• PROBLEM REQUIREMENTS: Produce an exact copy of all the data below, dropping every image.

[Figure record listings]
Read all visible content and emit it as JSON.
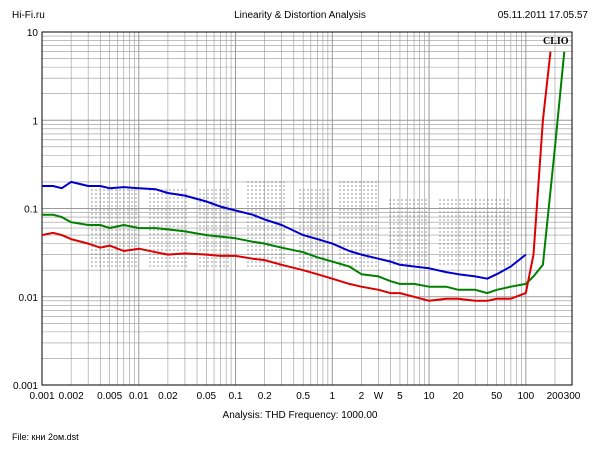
{
  "header": {
    "site": "Hi-Fi.ru",
    "title": "Linearity & Distortion Analysis",
    "datetime": "05.11.2011 17.05.57"
  },
  "footer": {
    "analysis": "Analysis: THD   Frequency: 1000.00",
    "file": "File: кни 2ом.dst"
  },
  "watermark": "CLIO",
  "colors": {
    "blue": "#0000cc",
    "green": "#008000",
    "red": "#dd0000",
    "grid": "#999999"
  },
  "chart_data": {
    "type": "line",
    "x_scale": "log",
    "y_scale": "log",
    "xlim": [
      0.001,
      300
    ],
    "ylim": [
      0.001,
      10
    ],
    "x_ticks": [
      {
        "v": 0.001,
        "label": "0.001"
      },
      {
        "v": 0.002,
        "label": "0.002"
      },
      {
        "v": 0.005,
        "label": "0.005"
      },
      {
        "v": 0.01,
        "label": "0.01"
      },
      {
        "v": 0.02,
        "label": "0.02"
      },
      {
        "v": 0.05,
        "label": "0.05"
      },
      {
        "v": 0.1,
        "label": "0.1"
      },
      {
        "v": 0.2,
        "label": "0.2"
      },
      {
        "v": 0.5,
        "label": "0.5"
      },
      {
        "v": 1,
        "label": "1"
      },
      {
        "v": 2,
        "label": "2"
      },
      {
        "v": 3,
        "label": "W"
      },
      {
        "v": 5,
        "label": "5"
      },
      {
        "v": 10,
        "label": "10"
      },
      {
        "v": 20,
        "label": "20"
      },
      {
        "v": 50,
        "label": "50"
      },
      {
        "v": 100,
        "label": "100"
      },
      {
        "v": 200,
        "label": "200"
      },
      {
        "v": 300,
        "label": "300"
      }
    ],
    "y_ticks": [
      {
        "v": 10,
        "label": "10"
      },
      {
        "v": 1,
        "label": "1"
      },
      {
        "v": 0.1,
        "label": "0.1"
      },
      {
        "v": 0.01,
        "label": "0.01"
      },
      {
        "v": 0.001,
        "label": "0.001"
      }
    ],
    "grid": true,
    "series": [
      {
        "color": "#0000cc",
        "x": [
          0.001,
          0.0013,
          0.0016,
          0.002,
          0.003,
          0.004,
          0.005,
          0.007,
          0.01,
          0.015,
          0.02,
          0.03,
          0.05,
          0.07,
          0.1,
          0.15,
          0.2,
          0.3,
          0.5,
          0.7,
          1,
          1.5,
          2,
          3,
          4,
          5,
          7,
          10,
          15,
          20,
          30,
          40,
          50,
          70,
          100
        ],
        "y": [
          0.18,
          0.18,
          0.17,
          0.2,
          0.18,
          0.18,
          0.17,
          0.175,
          0.17,
          0.165,
          0.15,
          0.14,
          0.12,
          0.105,
          0.095,
          0.085,
          0.075,
          0.065,
          0.05,
          0.045,
          0.04,
          0.033,
          0.03,
          0.027,
          0.025,
          0.023,
          0.022,
          0.021,
          0.019,
          0.018,
          0.017,
          0.016,
          0.018,
          0.022,
          0.03
        ]
      },
      {
        "color": "#008000",
        "x": [
          0.001,
          0.0013,
          0.0016,
          0.002,
          0.003,
          0.004,
          0.005,
          0.007,
          0.01,
          0.015,
          0.02,
          0.03,
          0.05,
          0.07,
          0.1,
          0.15,
          0.2,
          0.3,
          0.5,
          0.7,
          1,
          1.5,
          2,
          3,
          4,
          5,
          7,
          10,
          15,
          20,
          30,
          40,
          50,
          70,
          100,
          120,
          150,
          200,
          250
        ],
        "y": [
          0.085,
          0.085,
          0.08,
          0.07,
          0.065,
          0.065,
          0.06,
          0.065,
          0.06,
          0.06,
          0.058,
          0.055,
          0.05,
          0.048,
          0.046,
          0.042,
          0.04,
          0.036,
          0.032,
          0.028,
          0.025,
          0.022,
          0.018,
          0.017,
          0.015,
          0.014,
          0.014,
          0.013,
          0.013,
          0.012,
          0.012,
          0.011,
          0.012,
          0.013,
          0.014,
          0.017,
          0.023,
          0.5,
          6
        ]
      },
      {
        "color": "#dd0000",
        "x": [
          0.001,
          0.0013,
          0.0016,
          0.002,
          0.003,
          0.004,
          0.005,
          0.007,
          0.01,
          0.015,
          0.02,
          0.03,
          0.05,
          0.07,
          0.1,
          0.15,
          0.2,
          0.3,
          0.5,
          0.7,
          1,
          1.5,
          2,
          3,
          4,
          5,
          7,
          10,
          15,
          20,
          30,
          40,
          50,
          70,
          100,
          120,
          150,
          180
        ],
        "y": [
          0.05,
          0.053,
          0.05,
          0.045,
          0.04,
          0.036,
          0.038,
          0.033,
          0.035,
          0.032,
          0.03,
          0.031,
          0.03,
          0.029,
          0.029,
          0.027,
          0.026,
          0.023,
          0.02,
          0.018,
          0.016,
          0.014,
          0.013,
          0.012,
          0.011,
          0.011,
          0.01,
          0.009,
          0.0095,
          0.0095,
          0.009,
          0.009,
          0.0095,
          0.0095,
          0.011,
          0.03,
          1,
          6
        ]
      }
    ]
  }
}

• CORRECT RESULT:
Read all visible content and emit it as JSON.
{
  "header": {
    "site": "Hi-Fi.ru",
    "title": "Linearity & Distortion Analysis",
    "datetime": "05.11.2011 17.05.57"
  },
  "footer": {
    "analysis": "Analysis: THD   Frequency: 1000.00",
    "file": "File: кни 2ом.dst"
  },
  "watermark": "CLIO",
  "colors": {
    "blue": "#0000cc",
    "green": "#008000",
    "red": "#dd0000",
    "grid": "#999999"
  },
  "chart_data": {
    "type": "line",
    "x_scale": "log",
    "y_scale": "log",
    "xlim": [
      0.001,
      300
    ],
    "ylim": [
      0.001,
      10
    ],
    "x_ticks": [
      {
        "v": 0.001,
        "label": "0.001"
      },
      {
        "v": 0.002,
        "label": "0.002"
      },
      {
        "v": 0.005,
        "label": "0.005"
      },
      {
        "v": 0.01,
        "label": "0.01"
      },
      {
        "v": 0.02,
        "label": "0.02"
      },
      {
        "v": 0.05,
        "label": "0.05"
      },
      {
        "v": 0.1,
        "label": "0.1"
      },
      {
        "v": 0.2,
        "label": "0.2"
      },
      {
        "v": 0.5,
        "label": "0.5"
      },
      {
        "v": 1,
        "label": "1"
      },
      {
        "v": 2,
        "label": "2"
      },
      {
        "v": 3,
        "label": "W"
      },
      {
        "v": 5,
        "label": "5"
      },
      {
        "v": 10,
        "label": "10"
      },
      {
        "v": 20,
        "label": "20"
      },
      {
        "v": 50,
        "label": "50"
      },
      {
        "v": 100,
        "label": "100"
      },
      {
        "v": 200,
        "label": "200"
      },
      {
        "v": 300,
        "label": "300"
      }
    ],
    "y_ticks": [
      {
        "v": 10,
        "label": "10"
      },
      {
        "v": 1,
        "label": "1"
      },
      {
        "v": 0.1,
        "label": "0.1"
      },
      {
        "v": 0.01,
        "label": "0.01"
      },
      {
        "v": 0.001,
        "label": "0.001"
      }
    ],
    "grid": true,
    "series": [
      {
        "color": "#0000cc",
        "x": [
          0.001,
          0.0013,
          0.0016,
          0.002,
          0.003,
          0.004,
          0.005,
          0.007,
          0.01,
          0.015,
          0.02,
          0.03,
          0.05,
          0.07,
          0.1,
          0.15,
          0.2,
          0.3,
          0.5,
          0.7,
          1,
          1.5,
          2,
          3,
          4,
          5,
          7,
          10,
          15,
          20,
          30,
          40,
          50,
          70,
          100
        ],
        "y": [
          0.18,
          0.18,
          0.17,
          0.2,
          0.18,
          0.18,
          0.17,
          0.175,
          0.17,
          0.165,
          0.15,
          0.14,
          0.12,
          0.105,
          0.095,
          0.085,
          0.075,
          0.065,
          0.05,
          0.045,
          0.04,
          0.033,
          0.03,
          0.027,
          0.025,
          0.023,
          0.022,
          0.021,
          0.019,
          0.018,
          0.017,
          0.016,
          0.018,
          0.022,
          0.03
        ]
      },
      {
        "color": "#008000",
        "x": [
          0.001,
          0.0013,
          0.0016,
          0.002,
          0.003,
          0.004,
          0.005,
          0.007,
          0.01,
          0.015,
          0.02,
          0.03,
          0.05,
          0.07,
          0.1,
          0.15,
          0.2,
          0.3,
          0.5,
          0.7,
          1,
          1.5,
          2,
          3,
          4,
          5,
          7,
          10,
          15,
          20,
          30,
          40,
          50,
          70,
          100,
          120,
          150,
          200,
          250
        ],
        "y": [
          0.085,
          0.085,
          0.08,
          0.07,
          0.065,
          0.065,
          0.06,
          0.065,
          0.06,
          0.06,
          0.058,
          0.055,
          0.05,
          0.048,
          0.046,
          0.042,
          0.04,
          0.036,
          0.032,
          0.028,
          0.025,
          0.022,
          0.018,
          0.017,
          0.015,
          0.014,
          0.014,
          0.013,
          0.013,
          0.012,
          0.012,
          0.011,
          0.012,
          0.013,
          0.014,
          0.017,
          0.023,
          0.5,
          6
        ]
      },
      {
        "color": "#dd0000",
        "x": [
          0.001,
          0.0013,
          0.0016,
          0.002,
          0.003,
          0.004,
          0.005,
          0.007,
          0.01,
          0.015,
          0.02,
          0.03,
          0.05,
          0.07,
          0.1,
          0.15,
          0.2,
          0.3,
          0.5,
          0.7,
          1,
          1.5,
          2,
          3,
          4,
          5,
          7,
          10,
          15,
          20,
          30,
          40,
          50,
          70,
          100,
          120,
          150,
          180
        ],
        "y": [
          0.05,
          0.053,
          0.05,
          0.045,
          0.04,
          0.036,
          0.038,
          0.033,
          0.035,
          0.032,
          0.03,
          0.031,
          0.03,
          0.029,
          0.029,
          0.027,
          0.026,
          0.023,
          0.02,
          0.018,
          0.016,
          0.014,
          0.013,
          0.012,
          0.011,
          0.011,
          0.01,
          0.009,
          0.0095,
          0.0095,
          0.009,
          0.009,
          0.0095,
          0.0095,
          0.011,
          0.03,
          1,
          6
        ]
      }
    ]
  }
}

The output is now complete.